Lines of data
= = = = =

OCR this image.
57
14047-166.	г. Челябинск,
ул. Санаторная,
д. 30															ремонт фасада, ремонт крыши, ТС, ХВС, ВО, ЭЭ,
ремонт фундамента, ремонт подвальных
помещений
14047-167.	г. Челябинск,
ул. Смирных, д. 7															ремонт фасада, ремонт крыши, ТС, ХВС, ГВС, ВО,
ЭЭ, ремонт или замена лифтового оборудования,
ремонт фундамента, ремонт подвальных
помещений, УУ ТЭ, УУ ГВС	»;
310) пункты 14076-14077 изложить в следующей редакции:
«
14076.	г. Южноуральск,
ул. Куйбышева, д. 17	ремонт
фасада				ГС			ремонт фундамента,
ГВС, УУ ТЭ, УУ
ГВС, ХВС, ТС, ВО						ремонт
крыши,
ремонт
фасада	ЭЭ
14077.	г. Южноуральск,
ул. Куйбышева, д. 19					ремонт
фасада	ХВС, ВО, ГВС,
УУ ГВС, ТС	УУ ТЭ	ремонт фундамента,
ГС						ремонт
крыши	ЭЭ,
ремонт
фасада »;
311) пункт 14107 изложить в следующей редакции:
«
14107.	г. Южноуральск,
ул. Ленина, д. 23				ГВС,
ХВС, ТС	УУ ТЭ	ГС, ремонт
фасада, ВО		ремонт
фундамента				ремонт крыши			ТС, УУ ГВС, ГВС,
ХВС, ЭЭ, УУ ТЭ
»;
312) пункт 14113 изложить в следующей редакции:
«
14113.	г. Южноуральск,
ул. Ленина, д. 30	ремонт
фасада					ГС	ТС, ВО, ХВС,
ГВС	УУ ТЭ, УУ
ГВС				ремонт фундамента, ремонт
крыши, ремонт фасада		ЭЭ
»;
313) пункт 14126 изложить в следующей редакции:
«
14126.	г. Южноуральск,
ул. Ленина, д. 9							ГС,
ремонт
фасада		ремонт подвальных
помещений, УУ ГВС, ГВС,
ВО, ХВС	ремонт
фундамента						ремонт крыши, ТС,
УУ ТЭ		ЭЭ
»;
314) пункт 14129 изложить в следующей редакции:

= = = = =

Each line above must be printed exactly as it appears.

> **SOLVED EXERCISE**:
OCR this image.
57
14047-166.	г. Челябинск,
ул. Санаторная,
д. 30															ремонт фасада, ремонт крыши, ТС, ХВС, ВО, ЭЭ,
ремонт фундамента, ремонт подвальных
помещений
14047-167.	г. Челябинск,
ул. Смирных, д. 7															ремонт фасада, ремонт крыши, ТС, ХВС, ГВС, ВО,
ЭЭ, ремонт или замена лифтового оборудования,
ремонт фундамента, ремонт подвальных
помещений, УУ ТЭ, УУ ГВС	»;
310) пункты 14076-14077 изложить в следующей редакции:
«
14076.	г. Южноуральск,
ул. Куйбышева, д. 17	ремонт
фасада				ГС			ремонт фундамента,
ГВС, УУ ТЭ, УУ
ГВС, ХВС, ТС, ВО						ремонт
крыши,
ремонт
фасада	ЭЭ
14077.	г. Южноуральск,
ул. Куйбышева, д. 19					ремонт
фасада	ХВС, ВО, ГВС,
УУ ГВС, ТС	УУ ТЭ	ремонт фундамента,
ГС						ремонт
крыши	ЭЭ,
ремонт
фасада »;
311) пункт 14107 изложить в следующей редакции:
«
14107.	г. Южноуральск,
ул. Ленина, д. 23				ГВС,
ХВС, ТС	УУ ТЭ	ГС, ремонт
фасада, ВО		ремонт
фундамента				ремонт крыши			ТС, УУ ГВС, ГВС,
ХВС, ЭЭ, УУ ТЭ
»;
312) пункт 14113 изложить в следующей редакции:
«
14113.	г. Южноуральск,
ул. Ленина, д. 30	ремонт
фасада					ГС	ТС, ВО, ХВС,
ГВС	УУ ТЭ, УУ
ГВС				ремонт фундамента, ремонт
крыши, ремонт фасада		ЭЭ
»;
313) пункт 14126 изложить в следующей редакции:
«
14126.	г. Южноуральск,
ул. Ленина, д. 9							ГС,
ремонт
фасада		ремонт подвальных
помещений, УУ ГВС, ГВС,
ВО, ХВС	ремонт
фундамента						ремонт крыши, ТС,
УУ ТЭ		ЭЭ
»;
314) пункт 14129 изложить в следующей редакции:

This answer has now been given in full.